Report how many lines of the listing below include the word "ERAI". Give nothing but the number.

*WORKING DATA:*
=-=-=

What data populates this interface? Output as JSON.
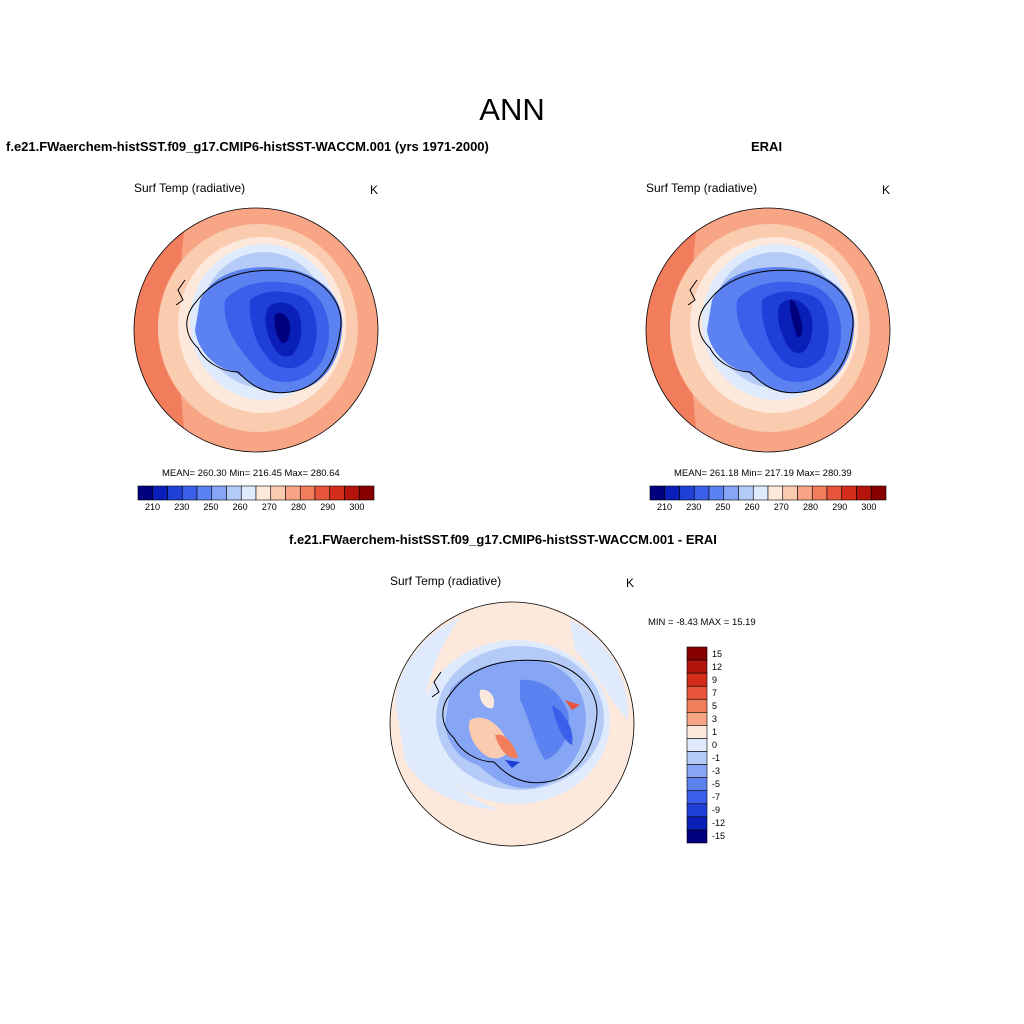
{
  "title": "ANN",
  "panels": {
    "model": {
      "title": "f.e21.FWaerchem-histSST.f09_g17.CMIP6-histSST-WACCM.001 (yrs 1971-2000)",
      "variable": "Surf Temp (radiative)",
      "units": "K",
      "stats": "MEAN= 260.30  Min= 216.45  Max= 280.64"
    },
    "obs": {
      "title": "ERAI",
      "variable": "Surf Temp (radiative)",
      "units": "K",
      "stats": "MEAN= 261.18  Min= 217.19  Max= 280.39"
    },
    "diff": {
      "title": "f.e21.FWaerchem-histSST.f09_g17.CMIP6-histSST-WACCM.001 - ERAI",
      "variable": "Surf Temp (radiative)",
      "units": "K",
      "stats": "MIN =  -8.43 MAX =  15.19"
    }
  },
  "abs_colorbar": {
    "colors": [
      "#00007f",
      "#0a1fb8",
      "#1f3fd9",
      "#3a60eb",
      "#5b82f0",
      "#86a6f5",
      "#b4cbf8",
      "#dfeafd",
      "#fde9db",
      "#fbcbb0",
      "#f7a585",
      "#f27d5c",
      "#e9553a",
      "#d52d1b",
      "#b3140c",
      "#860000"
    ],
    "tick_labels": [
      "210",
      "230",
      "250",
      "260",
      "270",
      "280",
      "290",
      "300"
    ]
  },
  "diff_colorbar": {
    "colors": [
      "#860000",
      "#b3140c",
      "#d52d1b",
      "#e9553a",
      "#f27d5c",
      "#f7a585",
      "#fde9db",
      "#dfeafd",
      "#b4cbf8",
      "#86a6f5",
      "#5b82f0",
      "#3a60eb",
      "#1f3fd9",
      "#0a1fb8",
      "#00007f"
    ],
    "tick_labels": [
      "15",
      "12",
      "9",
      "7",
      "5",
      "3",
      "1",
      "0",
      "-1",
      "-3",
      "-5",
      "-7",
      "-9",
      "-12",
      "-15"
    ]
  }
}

=-=-=

*EXERCISE SOLUTION:*
2